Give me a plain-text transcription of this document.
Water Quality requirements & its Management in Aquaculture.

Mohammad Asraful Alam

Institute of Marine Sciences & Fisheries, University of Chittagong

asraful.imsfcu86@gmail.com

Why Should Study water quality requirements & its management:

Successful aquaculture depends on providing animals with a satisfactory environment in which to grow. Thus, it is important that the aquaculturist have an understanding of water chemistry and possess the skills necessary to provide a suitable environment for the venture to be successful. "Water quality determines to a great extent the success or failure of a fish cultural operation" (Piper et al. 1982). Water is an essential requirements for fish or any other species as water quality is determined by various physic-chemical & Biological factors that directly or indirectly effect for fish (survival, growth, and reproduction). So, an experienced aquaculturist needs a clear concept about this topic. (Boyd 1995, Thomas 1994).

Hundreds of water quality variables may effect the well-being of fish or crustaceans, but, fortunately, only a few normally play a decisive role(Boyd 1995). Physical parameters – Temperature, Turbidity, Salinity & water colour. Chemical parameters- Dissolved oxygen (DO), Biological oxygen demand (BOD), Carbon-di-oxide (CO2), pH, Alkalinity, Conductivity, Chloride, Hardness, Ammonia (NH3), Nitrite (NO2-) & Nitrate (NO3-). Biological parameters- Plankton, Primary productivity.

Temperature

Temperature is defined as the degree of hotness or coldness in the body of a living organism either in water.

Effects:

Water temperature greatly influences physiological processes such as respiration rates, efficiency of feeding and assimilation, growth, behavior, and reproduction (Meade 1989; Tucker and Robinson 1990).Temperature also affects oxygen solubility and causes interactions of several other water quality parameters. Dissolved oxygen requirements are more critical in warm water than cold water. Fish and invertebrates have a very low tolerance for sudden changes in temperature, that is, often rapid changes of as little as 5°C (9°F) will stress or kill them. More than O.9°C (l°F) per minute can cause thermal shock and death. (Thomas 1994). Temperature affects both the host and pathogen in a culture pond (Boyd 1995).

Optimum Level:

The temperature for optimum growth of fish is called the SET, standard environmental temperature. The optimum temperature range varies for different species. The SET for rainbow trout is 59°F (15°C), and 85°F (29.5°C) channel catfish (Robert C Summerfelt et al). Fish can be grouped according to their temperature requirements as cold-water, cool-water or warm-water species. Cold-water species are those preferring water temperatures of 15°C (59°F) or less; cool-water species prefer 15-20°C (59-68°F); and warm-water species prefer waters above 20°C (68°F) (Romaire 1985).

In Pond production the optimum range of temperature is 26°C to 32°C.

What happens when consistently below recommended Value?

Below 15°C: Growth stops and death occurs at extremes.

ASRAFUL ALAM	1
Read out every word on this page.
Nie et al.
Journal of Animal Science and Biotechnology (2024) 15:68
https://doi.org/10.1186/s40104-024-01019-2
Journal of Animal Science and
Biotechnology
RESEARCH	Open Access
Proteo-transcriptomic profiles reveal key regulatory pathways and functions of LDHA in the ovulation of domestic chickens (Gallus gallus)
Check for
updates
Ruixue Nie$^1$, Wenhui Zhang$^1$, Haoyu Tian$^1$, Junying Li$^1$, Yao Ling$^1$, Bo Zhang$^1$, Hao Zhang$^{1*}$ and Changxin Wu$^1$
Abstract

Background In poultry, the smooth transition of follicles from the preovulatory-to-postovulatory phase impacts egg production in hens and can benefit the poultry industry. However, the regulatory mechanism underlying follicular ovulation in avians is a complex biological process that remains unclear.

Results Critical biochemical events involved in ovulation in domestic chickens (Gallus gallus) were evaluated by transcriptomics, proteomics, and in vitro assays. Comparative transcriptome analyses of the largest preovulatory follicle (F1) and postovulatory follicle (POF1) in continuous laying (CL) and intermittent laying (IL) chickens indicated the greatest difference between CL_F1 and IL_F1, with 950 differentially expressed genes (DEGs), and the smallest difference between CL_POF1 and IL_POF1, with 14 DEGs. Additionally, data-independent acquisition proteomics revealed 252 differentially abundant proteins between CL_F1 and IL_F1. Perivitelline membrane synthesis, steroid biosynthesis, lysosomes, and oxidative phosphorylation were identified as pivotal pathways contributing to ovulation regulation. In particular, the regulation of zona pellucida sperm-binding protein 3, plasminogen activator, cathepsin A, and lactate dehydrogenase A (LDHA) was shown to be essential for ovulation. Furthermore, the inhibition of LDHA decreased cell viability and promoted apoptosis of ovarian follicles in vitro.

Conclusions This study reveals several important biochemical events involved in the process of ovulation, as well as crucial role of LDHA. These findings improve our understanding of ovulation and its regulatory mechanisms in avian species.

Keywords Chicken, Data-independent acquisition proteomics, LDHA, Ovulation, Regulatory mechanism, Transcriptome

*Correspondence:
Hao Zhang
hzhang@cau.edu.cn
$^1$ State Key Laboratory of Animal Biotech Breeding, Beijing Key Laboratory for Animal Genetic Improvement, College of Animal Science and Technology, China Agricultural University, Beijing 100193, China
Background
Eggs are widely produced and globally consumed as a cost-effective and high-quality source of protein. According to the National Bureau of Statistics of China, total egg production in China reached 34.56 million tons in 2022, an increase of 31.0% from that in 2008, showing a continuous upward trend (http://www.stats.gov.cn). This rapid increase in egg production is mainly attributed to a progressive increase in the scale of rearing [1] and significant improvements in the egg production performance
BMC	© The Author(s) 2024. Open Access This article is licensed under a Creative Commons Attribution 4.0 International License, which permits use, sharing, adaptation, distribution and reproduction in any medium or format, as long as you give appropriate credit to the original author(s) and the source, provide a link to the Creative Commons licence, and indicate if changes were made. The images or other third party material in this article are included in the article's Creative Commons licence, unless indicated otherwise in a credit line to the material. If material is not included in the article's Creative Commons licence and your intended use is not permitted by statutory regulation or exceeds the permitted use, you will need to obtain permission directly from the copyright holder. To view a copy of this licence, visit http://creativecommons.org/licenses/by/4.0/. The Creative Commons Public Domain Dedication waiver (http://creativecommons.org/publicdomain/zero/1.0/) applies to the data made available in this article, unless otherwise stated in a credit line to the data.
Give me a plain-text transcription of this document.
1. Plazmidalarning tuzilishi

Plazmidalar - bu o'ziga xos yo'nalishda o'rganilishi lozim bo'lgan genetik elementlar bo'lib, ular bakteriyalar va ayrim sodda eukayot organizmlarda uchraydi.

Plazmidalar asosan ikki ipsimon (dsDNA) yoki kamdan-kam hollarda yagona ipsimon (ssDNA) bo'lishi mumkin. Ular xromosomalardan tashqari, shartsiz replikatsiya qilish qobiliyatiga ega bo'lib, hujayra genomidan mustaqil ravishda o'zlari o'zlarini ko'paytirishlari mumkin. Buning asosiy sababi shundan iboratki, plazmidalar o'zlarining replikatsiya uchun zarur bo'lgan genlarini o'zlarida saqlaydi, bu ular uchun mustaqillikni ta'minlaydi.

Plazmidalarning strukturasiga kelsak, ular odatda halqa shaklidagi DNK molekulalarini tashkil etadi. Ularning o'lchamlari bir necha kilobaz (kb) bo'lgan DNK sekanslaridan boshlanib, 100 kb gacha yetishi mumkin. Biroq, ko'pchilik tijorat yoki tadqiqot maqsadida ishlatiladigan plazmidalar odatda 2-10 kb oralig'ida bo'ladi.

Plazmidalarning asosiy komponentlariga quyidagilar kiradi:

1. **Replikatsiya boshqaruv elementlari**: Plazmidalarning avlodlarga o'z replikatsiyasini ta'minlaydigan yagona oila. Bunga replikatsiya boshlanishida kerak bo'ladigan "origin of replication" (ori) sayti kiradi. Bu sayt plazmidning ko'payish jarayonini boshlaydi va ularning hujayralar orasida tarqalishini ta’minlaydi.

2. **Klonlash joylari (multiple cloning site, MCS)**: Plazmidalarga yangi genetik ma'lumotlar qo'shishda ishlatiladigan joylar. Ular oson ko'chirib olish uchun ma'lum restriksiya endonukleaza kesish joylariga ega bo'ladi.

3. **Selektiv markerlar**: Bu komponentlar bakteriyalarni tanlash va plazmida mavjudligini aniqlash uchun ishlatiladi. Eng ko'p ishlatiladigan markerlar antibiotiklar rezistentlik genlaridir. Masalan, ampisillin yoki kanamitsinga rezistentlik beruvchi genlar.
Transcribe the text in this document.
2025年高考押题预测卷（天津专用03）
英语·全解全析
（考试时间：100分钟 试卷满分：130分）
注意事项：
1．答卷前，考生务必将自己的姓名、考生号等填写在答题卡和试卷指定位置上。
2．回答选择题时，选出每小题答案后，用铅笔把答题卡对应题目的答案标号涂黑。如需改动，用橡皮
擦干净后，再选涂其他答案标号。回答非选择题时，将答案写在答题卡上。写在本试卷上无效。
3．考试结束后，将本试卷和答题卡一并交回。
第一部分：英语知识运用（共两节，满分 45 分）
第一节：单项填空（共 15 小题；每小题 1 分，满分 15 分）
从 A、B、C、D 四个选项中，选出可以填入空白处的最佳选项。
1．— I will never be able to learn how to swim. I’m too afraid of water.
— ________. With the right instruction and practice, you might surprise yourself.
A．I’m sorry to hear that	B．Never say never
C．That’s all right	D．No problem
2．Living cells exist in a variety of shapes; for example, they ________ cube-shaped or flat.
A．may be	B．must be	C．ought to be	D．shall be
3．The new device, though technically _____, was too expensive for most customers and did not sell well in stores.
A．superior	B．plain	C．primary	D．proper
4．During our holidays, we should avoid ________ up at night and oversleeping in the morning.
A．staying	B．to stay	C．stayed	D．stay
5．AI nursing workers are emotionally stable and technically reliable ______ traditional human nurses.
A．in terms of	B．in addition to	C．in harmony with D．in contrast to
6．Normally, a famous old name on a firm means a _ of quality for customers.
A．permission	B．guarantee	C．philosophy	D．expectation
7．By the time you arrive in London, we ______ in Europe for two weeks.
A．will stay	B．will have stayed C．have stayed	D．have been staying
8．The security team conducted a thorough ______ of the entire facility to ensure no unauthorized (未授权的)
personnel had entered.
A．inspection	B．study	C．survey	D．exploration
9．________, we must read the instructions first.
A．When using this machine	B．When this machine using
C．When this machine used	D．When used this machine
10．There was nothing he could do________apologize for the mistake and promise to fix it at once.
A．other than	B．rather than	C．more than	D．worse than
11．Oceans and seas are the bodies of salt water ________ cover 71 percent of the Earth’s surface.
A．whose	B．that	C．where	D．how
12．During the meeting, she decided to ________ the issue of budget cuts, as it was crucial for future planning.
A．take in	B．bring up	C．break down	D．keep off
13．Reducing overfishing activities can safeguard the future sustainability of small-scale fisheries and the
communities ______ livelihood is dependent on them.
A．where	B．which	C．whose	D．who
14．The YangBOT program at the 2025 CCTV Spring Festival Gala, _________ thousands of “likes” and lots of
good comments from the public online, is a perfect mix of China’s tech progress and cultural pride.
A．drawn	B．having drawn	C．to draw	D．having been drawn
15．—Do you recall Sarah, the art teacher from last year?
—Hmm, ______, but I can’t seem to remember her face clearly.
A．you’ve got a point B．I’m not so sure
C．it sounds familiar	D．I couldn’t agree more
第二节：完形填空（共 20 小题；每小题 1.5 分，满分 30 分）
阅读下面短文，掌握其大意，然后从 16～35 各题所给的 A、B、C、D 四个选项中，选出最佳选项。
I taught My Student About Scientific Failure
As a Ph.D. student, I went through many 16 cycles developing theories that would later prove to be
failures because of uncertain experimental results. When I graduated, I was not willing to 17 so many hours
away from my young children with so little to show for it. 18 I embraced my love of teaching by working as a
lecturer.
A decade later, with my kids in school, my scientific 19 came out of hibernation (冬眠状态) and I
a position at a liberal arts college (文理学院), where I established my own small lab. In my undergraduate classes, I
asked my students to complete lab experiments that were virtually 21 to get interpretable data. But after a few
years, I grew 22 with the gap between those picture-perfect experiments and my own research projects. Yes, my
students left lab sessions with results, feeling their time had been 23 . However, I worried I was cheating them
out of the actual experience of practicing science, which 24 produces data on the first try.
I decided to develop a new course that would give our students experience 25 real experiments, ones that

§

- What you are asked to do
Pick each line holding "genetik" out of the entries above and return it.

- Your solution
Plazmidalar - bu o'ziga xos yo'nalishda o'rganilishi lozim bo'lgan genetik elementlar bo'lib, ular bakteriyalar va ayrim sodda eukayot organizmlarda uchraydi.
2. **Klonlash joylari (multiple cloning site, MCS)**: Plazmidalarga yangi genetik ma'lumotlar qo'shishda ishlatiladigan joylar. Ular oson ko'chirib olish uchun ma'lum restriksiya endonukleaza kesish joylariga ega bo'ladi.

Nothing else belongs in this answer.